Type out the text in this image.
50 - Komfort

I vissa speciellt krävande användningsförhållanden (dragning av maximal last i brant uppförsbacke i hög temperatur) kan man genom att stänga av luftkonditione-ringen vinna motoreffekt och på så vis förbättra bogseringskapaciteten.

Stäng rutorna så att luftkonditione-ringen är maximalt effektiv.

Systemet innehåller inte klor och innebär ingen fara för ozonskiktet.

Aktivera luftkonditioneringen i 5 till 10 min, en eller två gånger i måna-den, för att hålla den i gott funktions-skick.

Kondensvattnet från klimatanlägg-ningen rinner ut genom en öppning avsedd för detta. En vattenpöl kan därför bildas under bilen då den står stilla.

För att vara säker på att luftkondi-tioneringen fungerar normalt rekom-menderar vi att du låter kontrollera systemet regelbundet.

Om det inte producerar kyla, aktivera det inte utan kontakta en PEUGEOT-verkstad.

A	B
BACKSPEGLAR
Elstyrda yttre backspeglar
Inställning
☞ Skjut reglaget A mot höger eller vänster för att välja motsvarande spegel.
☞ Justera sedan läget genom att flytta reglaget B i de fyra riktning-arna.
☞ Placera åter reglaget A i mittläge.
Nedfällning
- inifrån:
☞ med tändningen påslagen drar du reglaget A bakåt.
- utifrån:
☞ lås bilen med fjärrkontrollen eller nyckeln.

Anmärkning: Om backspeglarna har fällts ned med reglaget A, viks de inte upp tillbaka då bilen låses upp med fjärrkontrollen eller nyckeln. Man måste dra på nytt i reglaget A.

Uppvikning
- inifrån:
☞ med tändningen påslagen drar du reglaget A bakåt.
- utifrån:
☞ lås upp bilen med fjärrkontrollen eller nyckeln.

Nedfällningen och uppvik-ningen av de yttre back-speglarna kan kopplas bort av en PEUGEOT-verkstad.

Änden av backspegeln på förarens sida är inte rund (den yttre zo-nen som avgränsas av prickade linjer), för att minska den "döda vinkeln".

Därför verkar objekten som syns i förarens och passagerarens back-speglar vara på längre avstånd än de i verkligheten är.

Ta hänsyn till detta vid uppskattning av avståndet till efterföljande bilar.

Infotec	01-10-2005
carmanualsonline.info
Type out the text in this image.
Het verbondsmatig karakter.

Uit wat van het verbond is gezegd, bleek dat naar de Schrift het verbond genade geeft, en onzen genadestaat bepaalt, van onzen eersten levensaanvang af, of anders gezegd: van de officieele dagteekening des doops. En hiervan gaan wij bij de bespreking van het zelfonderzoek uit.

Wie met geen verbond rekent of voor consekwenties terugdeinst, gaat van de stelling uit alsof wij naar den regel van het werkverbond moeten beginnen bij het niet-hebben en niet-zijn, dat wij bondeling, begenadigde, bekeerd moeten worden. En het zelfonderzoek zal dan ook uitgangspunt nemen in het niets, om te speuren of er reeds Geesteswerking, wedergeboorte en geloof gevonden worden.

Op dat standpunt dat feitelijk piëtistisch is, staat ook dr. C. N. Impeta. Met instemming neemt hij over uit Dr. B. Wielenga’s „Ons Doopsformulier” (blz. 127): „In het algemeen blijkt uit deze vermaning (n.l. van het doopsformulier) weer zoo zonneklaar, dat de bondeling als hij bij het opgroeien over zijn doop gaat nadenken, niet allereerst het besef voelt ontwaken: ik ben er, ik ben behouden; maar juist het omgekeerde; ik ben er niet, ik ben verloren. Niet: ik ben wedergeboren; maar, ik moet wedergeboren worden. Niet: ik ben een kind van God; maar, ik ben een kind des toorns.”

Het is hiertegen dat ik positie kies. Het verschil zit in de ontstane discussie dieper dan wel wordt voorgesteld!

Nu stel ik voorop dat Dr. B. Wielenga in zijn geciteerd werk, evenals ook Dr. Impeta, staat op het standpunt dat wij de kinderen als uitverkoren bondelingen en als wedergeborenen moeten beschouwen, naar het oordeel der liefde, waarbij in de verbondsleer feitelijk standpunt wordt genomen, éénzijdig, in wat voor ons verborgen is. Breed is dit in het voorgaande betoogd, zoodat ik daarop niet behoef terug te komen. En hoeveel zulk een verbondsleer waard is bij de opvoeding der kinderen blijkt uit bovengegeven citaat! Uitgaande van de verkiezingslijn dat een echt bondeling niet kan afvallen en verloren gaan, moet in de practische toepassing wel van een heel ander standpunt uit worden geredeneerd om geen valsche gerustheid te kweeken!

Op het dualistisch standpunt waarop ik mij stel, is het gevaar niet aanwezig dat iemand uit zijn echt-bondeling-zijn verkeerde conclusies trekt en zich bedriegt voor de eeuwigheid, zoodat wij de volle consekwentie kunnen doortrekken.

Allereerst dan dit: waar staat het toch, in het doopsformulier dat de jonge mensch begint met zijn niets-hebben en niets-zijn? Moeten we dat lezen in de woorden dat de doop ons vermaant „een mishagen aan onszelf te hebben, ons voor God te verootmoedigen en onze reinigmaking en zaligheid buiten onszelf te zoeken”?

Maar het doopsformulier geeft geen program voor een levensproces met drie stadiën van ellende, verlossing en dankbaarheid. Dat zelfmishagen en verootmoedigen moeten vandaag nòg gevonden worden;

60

····················

Your goal: Among the lines of the records above, count those holding the string "nyckeln", and report only the number.

Result of this exercise: 3